Job -> Pick out the lines below that include the string "JSON".

Records to use ->
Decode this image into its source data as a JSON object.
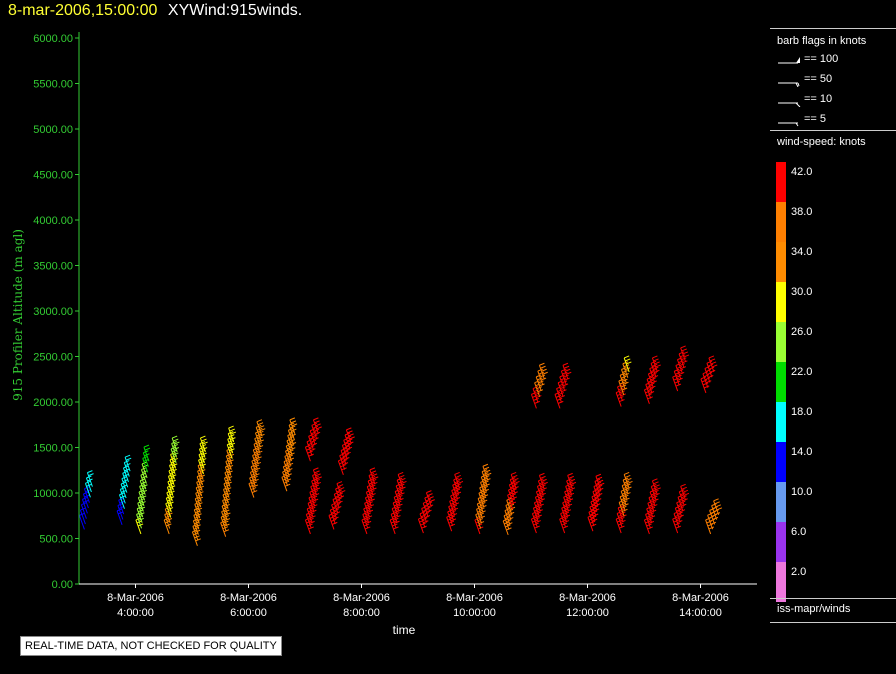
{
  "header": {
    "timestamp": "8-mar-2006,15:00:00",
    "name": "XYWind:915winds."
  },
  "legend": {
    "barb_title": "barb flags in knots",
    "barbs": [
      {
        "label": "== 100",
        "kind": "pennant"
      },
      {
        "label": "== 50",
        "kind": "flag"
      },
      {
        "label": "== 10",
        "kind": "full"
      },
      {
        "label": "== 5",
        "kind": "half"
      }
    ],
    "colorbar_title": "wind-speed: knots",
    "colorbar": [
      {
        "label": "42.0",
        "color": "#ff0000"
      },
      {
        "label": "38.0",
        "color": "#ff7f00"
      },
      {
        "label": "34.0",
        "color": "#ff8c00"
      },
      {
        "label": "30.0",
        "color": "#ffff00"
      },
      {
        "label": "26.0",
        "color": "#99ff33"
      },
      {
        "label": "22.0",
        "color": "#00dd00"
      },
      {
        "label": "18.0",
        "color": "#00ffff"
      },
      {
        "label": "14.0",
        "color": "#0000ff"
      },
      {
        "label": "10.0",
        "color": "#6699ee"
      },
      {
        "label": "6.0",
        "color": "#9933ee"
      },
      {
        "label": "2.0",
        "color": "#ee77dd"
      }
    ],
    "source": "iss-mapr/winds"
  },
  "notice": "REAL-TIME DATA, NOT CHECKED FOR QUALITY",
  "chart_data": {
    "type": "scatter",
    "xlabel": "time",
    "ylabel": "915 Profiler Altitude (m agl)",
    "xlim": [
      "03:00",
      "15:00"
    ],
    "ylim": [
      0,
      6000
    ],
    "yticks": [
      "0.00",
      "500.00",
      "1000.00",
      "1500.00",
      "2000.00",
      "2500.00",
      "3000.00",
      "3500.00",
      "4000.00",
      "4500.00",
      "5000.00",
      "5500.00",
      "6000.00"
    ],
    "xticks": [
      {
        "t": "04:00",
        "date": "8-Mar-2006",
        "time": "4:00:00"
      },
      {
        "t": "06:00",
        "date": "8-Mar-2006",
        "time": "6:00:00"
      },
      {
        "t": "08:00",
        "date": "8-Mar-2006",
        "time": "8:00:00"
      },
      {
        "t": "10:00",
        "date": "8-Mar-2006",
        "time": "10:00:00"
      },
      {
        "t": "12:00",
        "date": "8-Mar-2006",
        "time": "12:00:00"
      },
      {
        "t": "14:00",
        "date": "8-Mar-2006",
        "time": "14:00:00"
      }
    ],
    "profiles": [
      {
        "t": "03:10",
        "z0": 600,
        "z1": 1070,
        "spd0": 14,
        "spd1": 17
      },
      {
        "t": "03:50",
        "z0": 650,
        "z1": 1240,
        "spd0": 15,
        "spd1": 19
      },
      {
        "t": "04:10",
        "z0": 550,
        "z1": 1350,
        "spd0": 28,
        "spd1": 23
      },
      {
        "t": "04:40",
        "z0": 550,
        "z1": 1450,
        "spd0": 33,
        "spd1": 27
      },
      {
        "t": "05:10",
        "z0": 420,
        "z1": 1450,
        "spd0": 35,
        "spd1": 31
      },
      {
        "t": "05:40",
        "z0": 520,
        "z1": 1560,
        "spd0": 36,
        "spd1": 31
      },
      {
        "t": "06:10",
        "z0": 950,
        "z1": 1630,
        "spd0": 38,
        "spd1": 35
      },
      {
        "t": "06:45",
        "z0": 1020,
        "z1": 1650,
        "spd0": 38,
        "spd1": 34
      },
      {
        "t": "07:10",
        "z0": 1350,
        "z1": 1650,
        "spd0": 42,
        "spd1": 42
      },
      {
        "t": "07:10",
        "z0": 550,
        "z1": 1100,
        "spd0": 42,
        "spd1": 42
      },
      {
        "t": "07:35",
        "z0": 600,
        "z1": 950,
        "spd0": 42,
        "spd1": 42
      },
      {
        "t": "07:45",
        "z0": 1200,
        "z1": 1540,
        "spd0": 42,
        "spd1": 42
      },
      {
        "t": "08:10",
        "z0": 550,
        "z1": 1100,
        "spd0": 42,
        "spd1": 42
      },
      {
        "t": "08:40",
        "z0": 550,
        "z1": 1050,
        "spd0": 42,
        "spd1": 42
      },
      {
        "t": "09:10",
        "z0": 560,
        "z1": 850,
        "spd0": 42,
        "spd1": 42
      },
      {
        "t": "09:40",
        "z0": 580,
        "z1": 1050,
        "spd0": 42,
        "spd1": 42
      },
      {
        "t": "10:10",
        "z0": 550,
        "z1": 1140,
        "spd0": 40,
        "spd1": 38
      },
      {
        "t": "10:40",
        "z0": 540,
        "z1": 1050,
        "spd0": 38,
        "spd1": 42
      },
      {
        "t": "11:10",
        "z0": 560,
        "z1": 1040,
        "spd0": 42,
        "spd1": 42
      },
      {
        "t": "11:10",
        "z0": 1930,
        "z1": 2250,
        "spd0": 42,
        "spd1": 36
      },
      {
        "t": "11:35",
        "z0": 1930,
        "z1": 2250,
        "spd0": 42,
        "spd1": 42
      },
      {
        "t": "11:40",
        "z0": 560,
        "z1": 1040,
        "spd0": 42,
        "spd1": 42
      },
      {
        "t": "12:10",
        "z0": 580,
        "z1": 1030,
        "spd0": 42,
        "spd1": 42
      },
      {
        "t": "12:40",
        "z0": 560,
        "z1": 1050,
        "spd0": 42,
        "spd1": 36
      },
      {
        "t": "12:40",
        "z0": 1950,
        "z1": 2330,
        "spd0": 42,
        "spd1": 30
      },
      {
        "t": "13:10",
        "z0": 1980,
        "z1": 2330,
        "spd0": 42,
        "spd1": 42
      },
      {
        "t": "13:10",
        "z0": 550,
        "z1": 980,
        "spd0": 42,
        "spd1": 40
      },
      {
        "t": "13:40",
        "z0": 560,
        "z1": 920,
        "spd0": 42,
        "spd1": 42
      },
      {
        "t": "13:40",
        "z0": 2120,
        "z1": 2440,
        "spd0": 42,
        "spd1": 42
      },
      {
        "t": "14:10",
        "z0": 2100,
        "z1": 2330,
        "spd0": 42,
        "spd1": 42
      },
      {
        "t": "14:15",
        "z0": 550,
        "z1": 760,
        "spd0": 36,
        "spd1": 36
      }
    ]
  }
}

---

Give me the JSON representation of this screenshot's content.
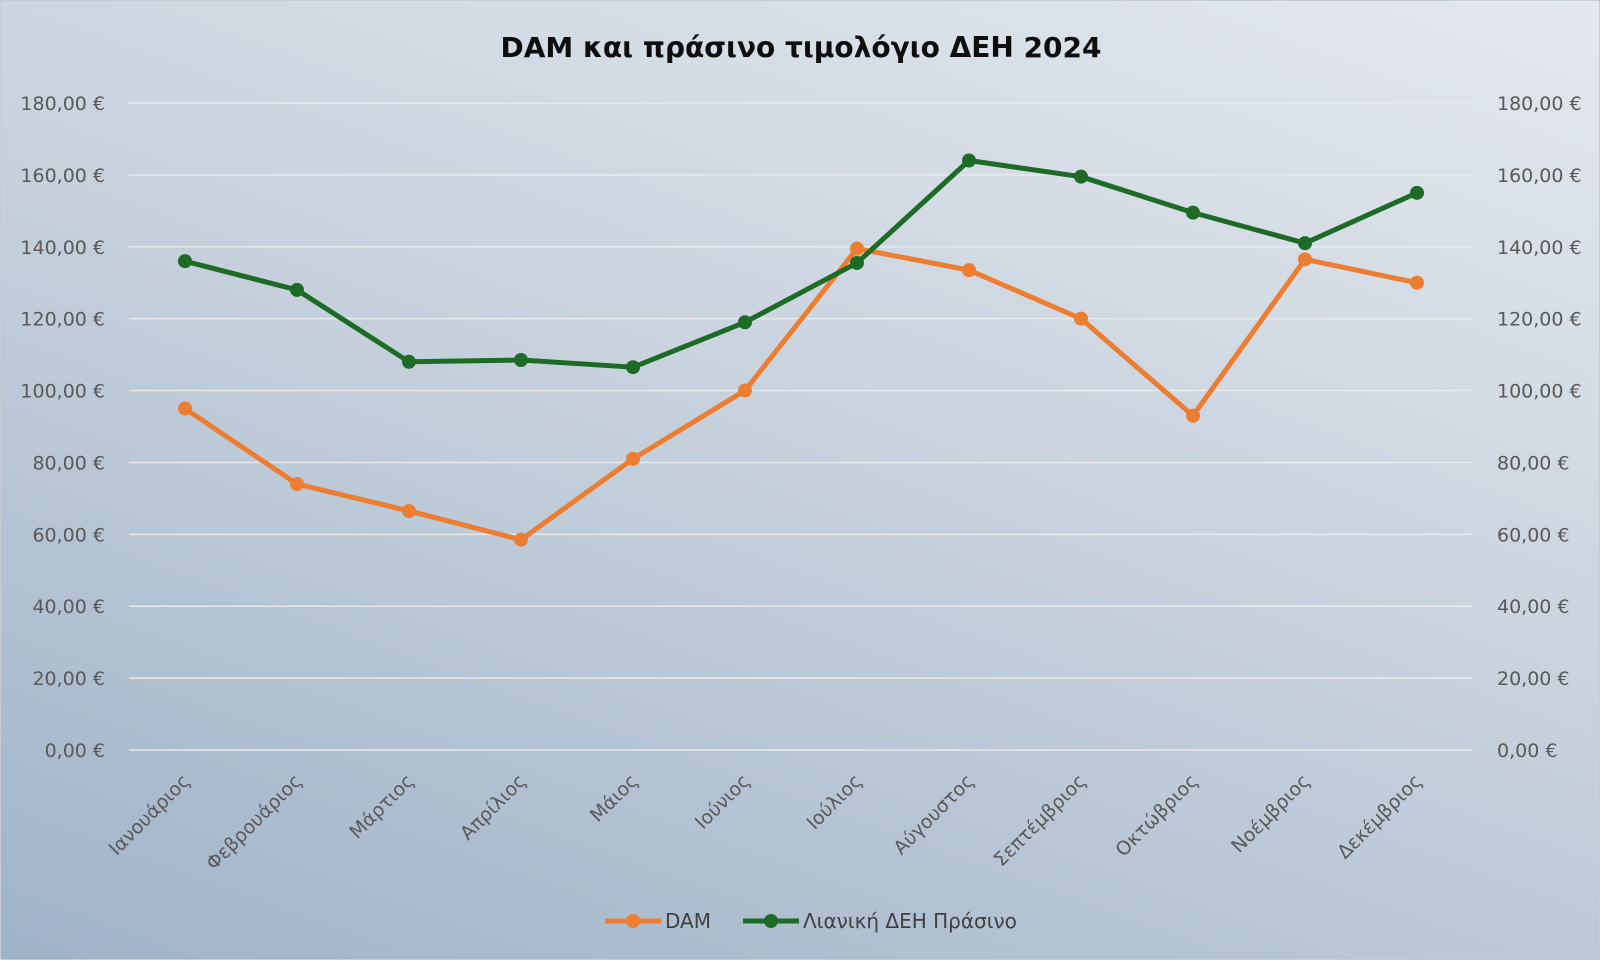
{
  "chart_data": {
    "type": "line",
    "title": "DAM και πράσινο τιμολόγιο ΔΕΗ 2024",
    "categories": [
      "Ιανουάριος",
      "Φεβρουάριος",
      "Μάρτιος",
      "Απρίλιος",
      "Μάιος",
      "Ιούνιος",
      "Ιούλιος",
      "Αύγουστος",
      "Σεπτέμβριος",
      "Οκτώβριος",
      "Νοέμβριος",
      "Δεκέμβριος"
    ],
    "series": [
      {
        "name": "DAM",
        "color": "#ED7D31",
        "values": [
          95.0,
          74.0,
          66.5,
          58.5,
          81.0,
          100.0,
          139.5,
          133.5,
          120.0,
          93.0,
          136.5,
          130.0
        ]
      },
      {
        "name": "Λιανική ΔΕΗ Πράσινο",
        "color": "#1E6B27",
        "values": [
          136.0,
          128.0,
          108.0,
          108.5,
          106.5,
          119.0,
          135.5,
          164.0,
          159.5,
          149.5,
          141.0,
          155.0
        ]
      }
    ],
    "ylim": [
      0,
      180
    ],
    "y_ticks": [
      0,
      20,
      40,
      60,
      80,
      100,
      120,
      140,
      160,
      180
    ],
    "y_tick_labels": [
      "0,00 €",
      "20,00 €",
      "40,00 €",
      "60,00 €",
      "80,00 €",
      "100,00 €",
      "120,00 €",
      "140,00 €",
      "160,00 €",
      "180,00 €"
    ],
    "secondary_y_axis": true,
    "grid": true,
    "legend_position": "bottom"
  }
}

Expected answer ->
Decode this image into its source data as a JSON object.
Give me the JSON representation of this screenshot's content.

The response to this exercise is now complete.